Document extract:
What should you do ?

Well, the same thing as always: install patches from your software vendors. As a matter of fact, this should go without saying.

On the client side, Microsoft has already patched Internet Explorer to refuse to use a too small modulus. A fix for Firefox in the form of a plugin by Mozilla is available here now. It is expected that other browser vendors(Opera, Chrome...) will soon follow.

On the server side, you can explicitly disable support for "export" cipher suites, and generate your own DH parameters. See that page for details. Note that IIS is kind of immune to all of this because apparently it never supported DHE cipher suites with anything else than a DSS server certificate, and nobody uses DSS server certificates.

Note that ECDHE cipher suites, in which "EC" meaning "elliptic curve", are not at risk here, because:

  • There are no "export" ECDHE cipher suites (ECDHE cipher suites were defined after the US export regulations were considerably lifted).
  • Clients in general support only a few specific curves (usually only two of them, P-256 and P-384) and neither is weak enough to be broken (not now, not in the foreseeable future either).

And what about the NSA ?

The Logjam researchers include some talk about how some "attackers with nation-state resources" could break through 1024-bit DH. This is quite a stretch. In my experience, nation-states indeed have a lot of resources and are good at spending it, but that's not the same thing as succeeding at breaking hard crypto.

Nevertheless, if you fear that 1024-bit DH is "too weak",go for 2048-bit(this is the recommended one anyway), or ECDHE.

Work order: Pick up the text on the Logjam attack and its fixes after its last sentence, and keep it going in the same voice.

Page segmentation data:
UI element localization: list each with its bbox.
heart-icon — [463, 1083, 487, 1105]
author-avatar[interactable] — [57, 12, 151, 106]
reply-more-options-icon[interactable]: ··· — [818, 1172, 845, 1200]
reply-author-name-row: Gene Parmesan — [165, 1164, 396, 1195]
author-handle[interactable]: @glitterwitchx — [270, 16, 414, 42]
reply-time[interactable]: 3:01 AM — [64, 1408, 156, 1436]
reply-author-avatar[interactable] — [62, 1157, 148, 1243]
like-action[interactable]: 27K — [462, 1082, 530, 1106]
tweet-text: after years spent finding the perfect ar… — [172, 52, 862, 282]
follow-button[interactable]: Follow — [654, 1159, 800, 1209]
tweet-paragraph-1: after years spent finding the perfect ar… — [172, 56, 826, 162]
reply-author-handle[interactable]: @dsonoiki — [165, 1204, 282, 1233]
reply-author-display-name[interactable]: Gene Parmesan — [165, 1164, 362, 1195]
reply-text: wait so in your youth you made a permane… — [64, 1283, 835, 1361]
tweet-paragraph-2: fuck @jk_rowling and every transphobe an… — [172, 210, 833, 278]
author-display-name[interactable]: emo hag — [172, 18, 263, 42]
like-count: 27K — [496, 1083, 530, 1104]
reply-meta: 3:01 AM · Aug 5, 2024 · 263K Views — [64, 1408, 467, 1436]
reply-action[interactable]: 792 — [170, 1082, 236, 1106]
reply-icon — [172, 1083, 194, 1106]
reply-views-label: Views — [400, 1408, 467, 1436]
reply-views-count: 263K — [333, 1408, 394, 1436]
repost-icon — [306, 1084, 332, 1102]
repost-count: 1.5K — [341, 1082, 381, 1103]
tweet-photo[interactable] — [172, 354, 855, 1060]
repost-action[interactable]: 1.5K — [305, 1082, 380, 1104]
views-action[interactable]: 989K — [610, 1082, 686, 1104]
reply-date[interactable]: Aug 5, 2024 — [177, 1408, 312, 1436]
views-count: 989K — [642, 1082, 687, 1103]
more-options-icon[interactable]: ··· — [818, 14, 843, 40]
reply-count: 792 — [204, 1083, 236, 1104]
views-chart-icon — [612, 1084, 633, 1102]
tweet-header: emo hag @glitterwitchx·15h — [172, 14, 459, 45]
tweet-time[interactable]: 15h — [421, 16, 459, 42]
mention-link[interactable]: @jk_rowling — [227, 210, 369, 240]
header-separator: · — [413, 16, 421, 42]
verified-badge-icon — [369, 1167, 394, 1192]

Result:
Or simply accept that people with overwhelming resources really have overwhelming resources and won't be defeated by a simple modulus size. Those who can spend billions of dollars for cracking machines can also bribe your kids with a few hundreds of dollars to go through your computer files and your wallet.


Logjam shouldn't really be called a "new" vulnerability - it's a rehash of FREAK which targets export-grade DH rather than export-grade RSA.

Practical exploitation relies on the following flaws:

  • The TLS protocol is vulnerable to having its key exchange protocol downgraded by an attacker.
  • Servers are still supporting export-grade Diffie-Hellman (e.g. 512-bit keys)
  • For performance reasons, many implementations hard-code a common prime. This nuance can be abused in order to precompute part of an attack ahead of time for any server which uses that prime.

The attack essentially allows an attacker to precompute a set of data for a target prime known to be in use by a TLS service in its DH implementation. For 512-bit DH this is known to take about a week. Once this has been done, the attacker can break the DH key exchanges with that service in about 1-2 minutes per exchange. Once the exchange is broken, the attacker gains access to the session keys, allowing them to decrypt all traffic.

This issue can be fixed in the following ways:

  • Disable export-grade ciphers.
  • Use elliptic curve DH (ECDHE) rather than finite field DH. This makes the attack much harder in practice due to the lesser advantage of precomputation.
  • Generate a unique DH group for a large prime size such as 2048-bit, and use that instead of a default widely-shared group.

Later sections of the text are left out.